Make an exact copy of all the entries below, with the pictures left out.

Data excerpts:
#####
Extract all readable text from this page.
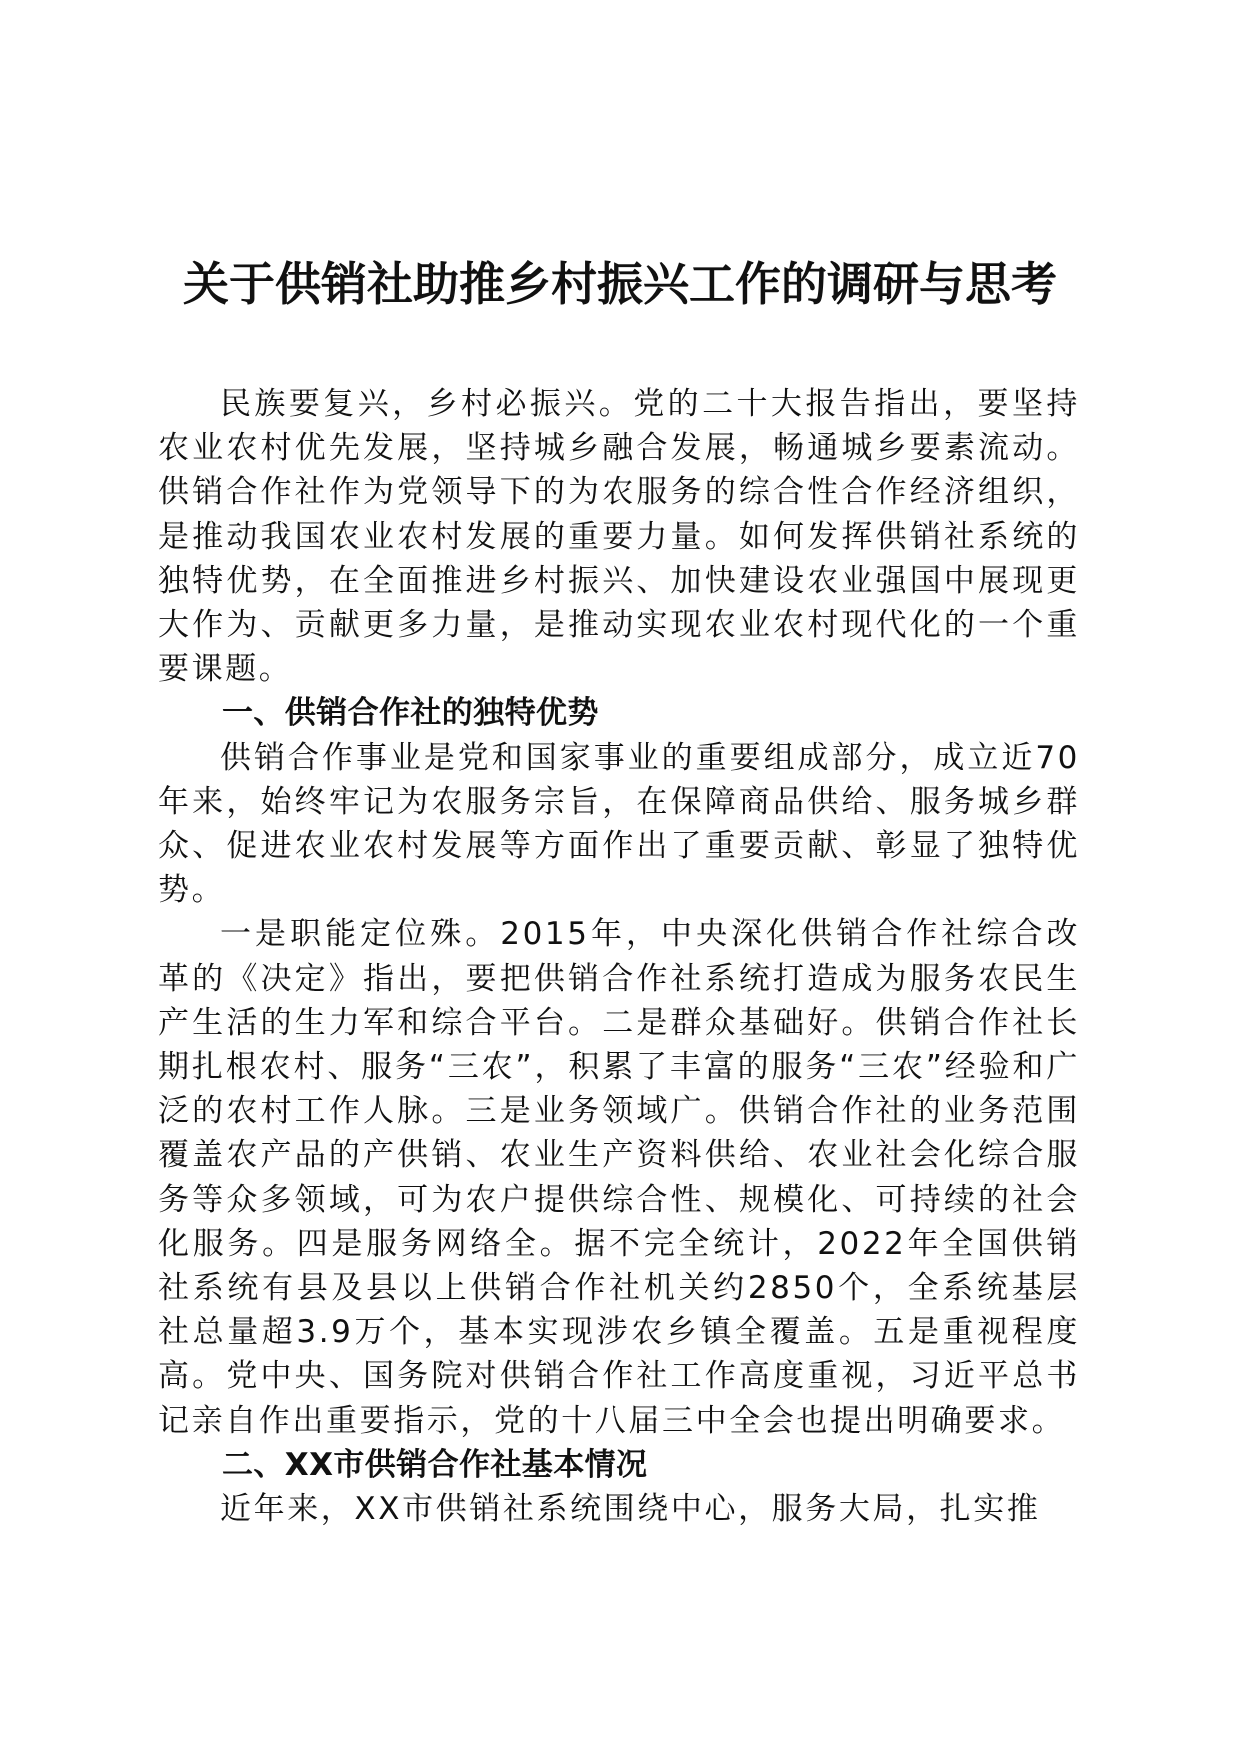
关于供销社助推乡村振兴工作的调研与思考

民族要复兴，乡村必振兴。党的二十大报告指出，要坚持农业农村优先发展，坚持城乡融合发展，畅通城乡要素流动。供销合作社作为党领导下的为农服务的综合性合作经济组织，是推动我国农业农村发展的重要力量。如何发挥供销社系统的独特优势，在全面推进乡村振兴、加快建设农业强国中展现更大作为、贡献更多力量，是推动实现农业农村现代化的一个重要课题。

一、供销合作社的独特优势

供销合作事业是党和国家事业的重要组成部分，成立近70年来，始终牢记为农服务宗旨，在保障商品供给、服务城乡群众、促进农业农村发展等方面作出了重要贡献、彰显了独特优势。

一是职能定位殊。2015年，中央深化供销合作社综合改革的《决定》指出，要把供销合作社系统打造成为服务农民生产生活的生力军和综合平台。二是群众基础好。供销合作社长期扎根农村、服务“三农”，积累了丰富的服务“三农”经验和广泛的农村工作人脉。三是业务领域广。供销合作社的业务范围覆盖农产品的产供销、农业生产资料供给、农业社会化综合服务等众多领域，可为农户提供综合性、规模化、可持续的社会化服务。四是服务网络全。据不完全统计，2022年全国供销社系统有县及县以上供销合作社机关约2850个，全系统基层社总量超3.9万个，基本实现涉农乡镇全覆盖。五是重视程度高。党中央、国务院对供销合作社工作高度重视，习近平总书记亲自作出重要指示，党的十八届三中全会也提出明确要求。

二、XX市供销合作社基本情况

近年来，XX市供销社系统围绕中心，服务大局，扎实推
#####
## RESPONSE BELOW
Extract all readable text from this page.
关于供销社助推乡村振兴工作的调研与思考

民族要复兴，乡村必振兴。党的二十大报告指出，要坚持农业农村优先发展，坚持城乡融合发展，畅通城乡要素流动。供销合作社作为党领导下的为农服务的综合性合作经济组织，是推动我国农业农村发展的重要力量。如何发挥供销社系统的独特优势，在全面推进乡村振兴、加快建设农业强国中展现更大作为、贡献更多力量，是推动实现农业农村现代化的一个重要课题。

一、供销合作社的独特优势

供销合作事业是党和国家事业的重要组成部分，成立近70年来，始终牢记为农服务宗旨，在保障商品供给、服务城乡群众、促进农业农村发展等方面作出了重要贡献、彰显了独特优势。

一是职能定位殊。2015年，中央深化供销合作社综合改革的《决定》指出，要把供销合作社系统打造成为服务农民生产生活的生力军和综合平台。二是群众基础好。供销合作社长期扎根农村、服务“三农”，积累了丰富的服务“三农”经验和广泛的农村工作人脉。三是业务领域广。供销合作社的业务范围覆盖农产品的产供销、农业生产资料供给、农业社会化综合服务等众多领域，可为农户提供综合性、规模化、可持续的社会化服务。四是服务网络全。据不完全统计，2022年全国供销社系统有县及县以上供销合作社机关约2850个，全系统基层社总量超3.9万个，基本实现涉农乡镇全覆盖。五是重视程度高。党中央、国务院对供销合作社工作高度重视，习近平总书记亲自作出重要指示，党的十八届三中全会也提出明确要求。

二、XX市供销合作社基本情况

近年来，XX市供销社系统围绕中心，服务大局，扎实推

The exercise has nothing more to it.